• _Requirement_:
Every line below should be copied out exactly.
----
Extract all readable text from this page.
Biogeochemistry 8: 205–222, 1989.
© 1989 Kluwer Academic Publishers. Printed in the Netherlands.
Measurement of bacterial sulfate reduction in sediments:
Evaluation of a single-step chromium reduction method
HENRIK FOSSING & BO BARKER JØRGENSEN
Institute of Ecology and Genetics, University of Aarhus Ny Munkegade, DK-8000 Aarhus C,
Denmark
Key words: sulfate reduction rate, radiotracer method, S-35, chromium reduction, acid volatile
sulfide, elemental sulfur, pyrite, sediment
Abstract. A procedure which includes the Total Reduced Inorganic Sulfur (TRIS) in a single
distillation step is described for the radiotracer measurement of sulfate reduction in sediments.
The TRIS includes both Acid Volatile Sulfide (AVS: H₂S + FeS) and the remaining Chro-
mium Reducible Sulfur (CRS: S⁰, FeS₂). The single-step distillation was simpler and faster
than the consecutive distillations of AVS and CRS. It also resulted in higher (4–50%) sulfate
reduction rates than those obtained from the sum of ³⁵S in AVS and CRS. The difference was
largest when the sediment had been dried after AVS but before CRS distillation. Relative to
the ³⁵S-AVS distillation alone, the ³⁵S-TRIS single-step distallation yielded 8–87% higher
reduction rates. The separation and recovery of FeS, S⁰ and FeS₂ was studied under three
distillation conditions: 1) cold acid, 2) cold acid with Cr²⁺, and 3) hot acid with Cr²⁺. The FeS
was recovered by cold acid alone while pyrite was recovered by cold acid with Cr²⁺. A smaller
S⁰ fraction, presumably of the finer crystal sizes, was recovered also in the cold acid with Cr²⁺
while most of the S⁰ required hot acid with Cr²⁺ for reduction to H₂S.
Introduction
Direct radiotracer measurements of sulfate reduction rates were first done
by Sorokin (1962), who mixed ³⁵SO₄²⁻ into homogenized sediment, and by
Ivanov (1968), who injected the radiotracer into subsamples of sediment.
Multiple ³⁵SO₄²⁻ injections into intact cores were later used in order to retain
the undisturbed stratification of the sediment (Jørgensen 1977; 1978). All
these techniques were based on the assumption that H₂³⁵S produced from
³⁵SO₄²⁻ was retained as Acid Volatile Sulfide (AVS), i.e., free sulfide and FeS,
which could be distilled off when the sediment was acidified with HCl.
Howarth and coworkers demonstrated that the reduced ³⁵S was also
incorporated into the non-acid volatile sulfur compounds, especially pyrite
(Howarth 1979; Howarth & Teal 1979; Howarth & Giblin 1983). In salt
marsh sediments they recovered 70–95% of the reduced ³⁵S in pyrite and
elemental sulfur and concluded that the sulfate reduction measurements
----
• _Response to this exercise_:
Extract all readable text from this page.
Biogeochemistry 8: 205–222, 1989.
© 1989 Kluwer Academic Publishers. Printed in the Netherlands.
Measurement of bacterial sulfate reduction in sediments:
Evaluation of a single-step chromium reduction method
HENRIK FOSSING & BO BARKER JØRGENSEN
Institute of Ecology and Genetics, University of Aarhus Ny Munkegade, DK-8000 Aarhus C,
Denmark
Key words: sulfate reduction rate, radiotracer method, S-35, chromium reduction, acid volatile
sulfide, elemental sulfur, pyrite, sediment
Abstract. A procedure which includes the Total Reduced Inorganic Sulfur (TRIS) in a single
distillation step is described for the radiotracer measurement of sulfate reduction in sediments.
The TRIS includes both Acid Volatile Sulfide (AVS: H₂S + FeS) and the remaining Chro-
mium Reducible Sulfur (CRS: S⁰, FeS₂). The single-step distillation was simpler and faster
than the consecutive distillations of AVS and CRS. It also resulted in higher (4–50%) sulfate
reduction rates than those obtained from the sum of ³⁵S in AVS and CRS. The difference was
largest when the sediment had been dried after AVS but before CRS distillation. Relative to
the ³⁵S-AVS distillation alone, the ³⁵S-TRIS single-step distallation yielded 8–87% higher
reduction rates. The separation and recovery of FeS, S⁰ and FeS₂ was studied under three
distillation conditions: 1) cold acid, 2) cold acid with Cr²⁺, and 3) hot acid with Cr²⁺. The FeS
was recovered by cold acid alone while pyrite was recovered by cold acid with Cr²⁺. A smaller
S⁰ fraction, presumably of the finer crystal sizes, was recovered also in the cold acid with Cr²⁺
while most of the S⁰ required hot acid with Cr²⁺ for reduction to H₂S.
Introduction
Direct radiotracer measurements of sulfate reduction rates were first done
by Sorokin (1962), who mixed ³⁵SO₄²⁻ into homogenized sediment, and by
Ivanov (1968), who injected the radiotracer into subsamples of sediment.
Multiple ³⁵SO₄²⁻ injections into intact cores were later used in order to retain
the undisturbed stratification of the sediment (Jørgensen 1977; 1978). All
these techniques were based on the assumption that H₂³⁵S produced from
³⁵SO₄²⁻ was retained as Acid Volatile Sulfide (AVS), i.e., free sulfide and FeS,
which could be distilled off when the sediment was acidified with HCl.
Howarth and coworkers demonstrated that the reduced ³⁵S was also
incorporated into the non-acid volatile sulfur compounds, especially pyrite
(Howarth 1979; Howarth & Teal 1979; Howarth & Giblin 1983). In salt
marsh sediments they recovered 70–95% of the reduced ³⁵S in pyrite and
elemental sulfur and concluded that the sulfate reduction measurements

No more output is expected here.